*EXTRACTED RECORDS:*
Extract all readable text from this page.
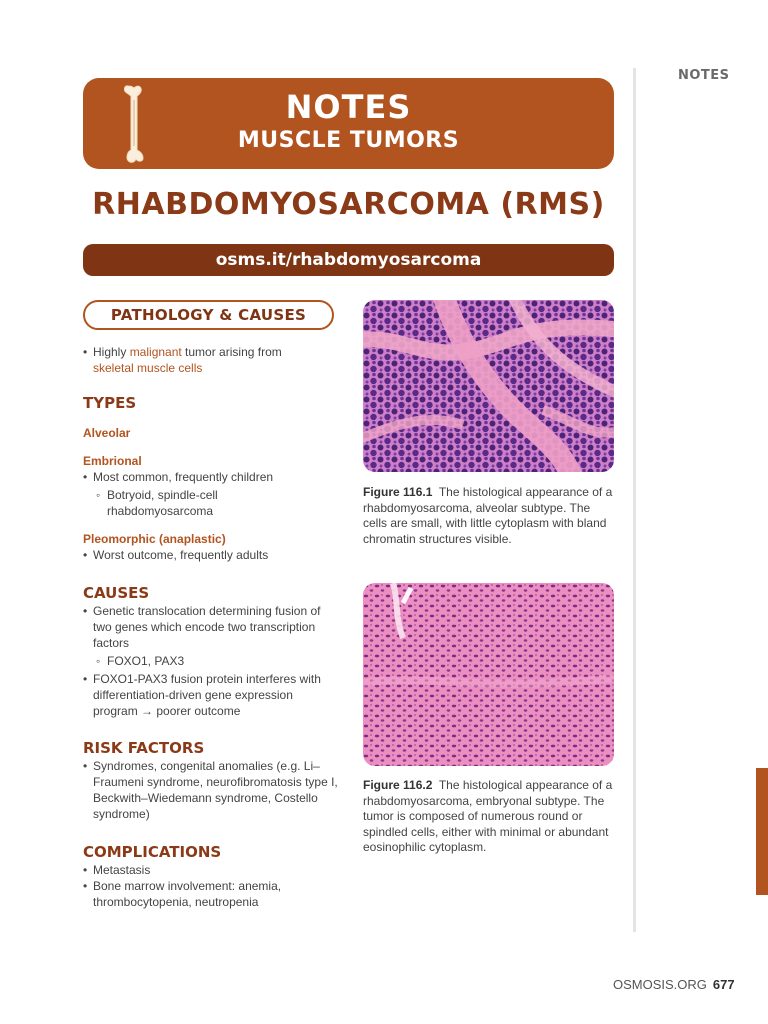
NOTES
NOTES
MUSCLE TUMORS
RHABDOMYOSARCOMA (RMS)
osms.it/rhabdomyosarcoma
PATHOLOGY & CAUSES
• Highly malignant tumor arising from
skeletal muscle cells
TYPES
Alveolar
Embrional
• Most common, frequently children
◦ Botryoid, spindle-cell rhabdomyosarcoma
Pleomorphic (anaplastic)
• Worst outcome, frequently adults
CAUSES
• Genetic translocation determining fusion of two genes which encode two transcription factors
◦ FOXO1, PAX3
• FOXO1-PAX3 fusion protein interferes with differentiation-driven gene expression program → poorer outcome
RISK FACTORS
• Syndromes, congenital anomalies (e.g. Li–Fraumeni syndrome, neurofibromatosis type I, Beckwith–Wiedemann syndrome, Costello syndrome)
COMPLICATIONS
• Metastasis
• Bone marrow involvement: anemia, thrombocytopenia, neutropenia
Figure 116.1 The histological appearance of a rhabdomyosarcoma, alveolar subtype. The cells are small, with little cytoplasm with bland chromatin structures visible.
Figure 116.2 The histological appearance of a rhabdomyosarcoma, embryonal subtype. The tumor is composed of numerous round or spindled cells, either with minimal or abundant eosinophilic cytoplasm.
OSMOSIS.ORG 677
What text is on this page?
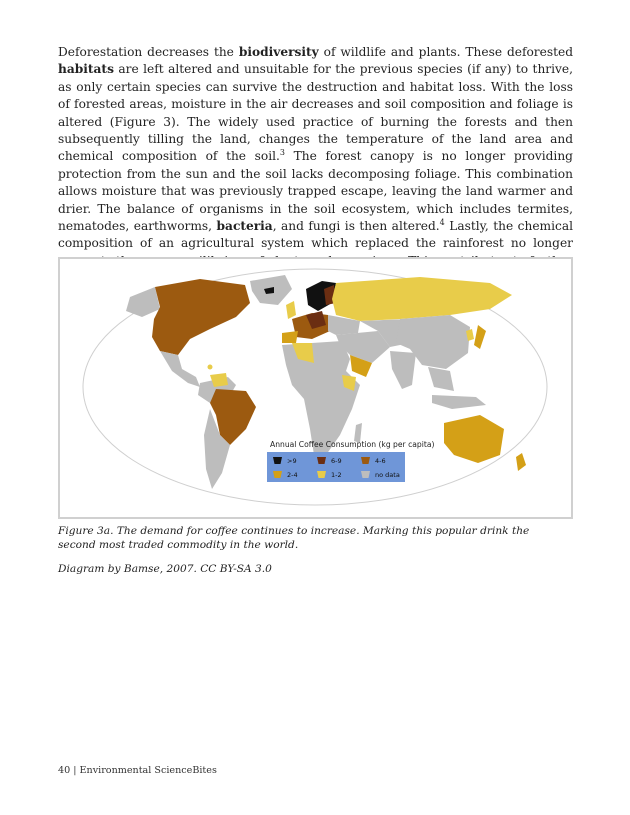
Deforestation decreases the biodiversity of wildlife and plants. These deforested habitats are left altered and unsuitable for the previous species (if any) to thrive, as only certain species can survive the destruction and habitat loss. With the loss of forested areas, moisture in the air decreases and soil composition and foliage is altered (Figure 3). The widely used practice of burning the forests and then subsequently tilling the land, changes the temperature of the land area and chemical composition of the soil.$^3$ The forest canopy is no longer providing protection from the sun and the soil lacks decomposing foliage. This combination allows moisture that was previously trapped escape, leaving the land warmer and drier. The balance of organisms in the soil ecosystem, which includes termites, nematodes, earthworms, bacteria, and fungi is then altered.$^4$ Lastly, the chemical composition of an agricultural system which replaced the rainforest no longer

Annual Coffee Consumption (kg per capita)
>9	6-9	4-6
2-4	1-2	no data

Figure 3a. The demand for coffee continues to increase. Marking this popular drink the second most traded commodity in the world.

Diagram by Bamse, 2007. CC BY-SA 3.0

40 | Environmental ScienceBites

*YOUR INSTRUCTIONS:* Set the material down exactly, images excluded.

*TASK RESULT:*
Extract all readable text from this page.
NOTES
NOTES
MUSCLE TUMORS
RHABDOMYOSARCOMA (RMS)
osms.it/rhabdomyosarcoma
PATHOLOGY & CAUSES
• Highly malignant tumor arising from
skeletal muscle cells
TYPES
Alveolar
Embrional
• Most common, frequently children
◦ Botryoid, spindle-cell rhabdomyosarcoma
Pleomorphic (anaplastic)
• Worst outcome, frequently adults
CAUSES
• Genetic translocation determining fusion of two genes which encode two transcription factors
◦ FOXO1, PAX3
• FOXO1-PAX3 fusion protein interferes with differentiation-driven gene expression program → poorer outcome
RISK FACTORS
• Syndromes, congenital anomalies (e.g. Li–Fraumeni syndrome, neurofibromatosis type I, Beckwith–Wiedemann syndrome, Costello syndrome)
COMPLICATIONS
• Metastasis
• Bone marrow involvement: anemia, thrombocytopenia, neutropenia
Figure 116.1 The histological appearance of a rhabdomyosarcoma, alveolar subtype. The cells are small, with little cytoplasm with bland chromatin structures visible.
Figure 116.2 The histological appearance of a rhabdomyosarcoma, embryonal subtype. The tumor is composed of numerous round or spindled cells, either with minimal or abundant eosinophilic cytoplasm.
OSMOSIS.ORG 677
What text is on this page?
Deforestation decreases the biodiversity of wildlife and plants. These deforested habitats are left altered and unsuitable for the previous species (if any) to thrive, as only certain species can survive the destruction and habitat loss. With the loss of forested areas, moisture in the air decreases and soil composition and foliage is altered (Figure 3). The widely used practice of burning the forests and then subsequently tilling the land, changes the temperature of the land area and chemical composition of the soil.$^3$ The forest canopy is no longer providing protection from the sun and the soil lacks decomposing foliage. This combination allows moisture that was previously trapped escape, leaving the land warmer and drier. The balance of organisms in the soil ecosystem, which includes termites, nematodes, earthworms, bacteria, and fungi is then altered.$^4$ Lastly, the chemical composition of an agricultural system which replaced the rainforest no longer

Annual Coffee Consumption (kg per capita)
>9	6-9	4-6
2-4	1-2	no data

Figure 3a. The demand for coffee continues to increase. Marking this popular drink the second most traded commodity in the world.

Diagram by Bamse, 2007. CC BY-SA 3.0

40 | Environmental ScienceBites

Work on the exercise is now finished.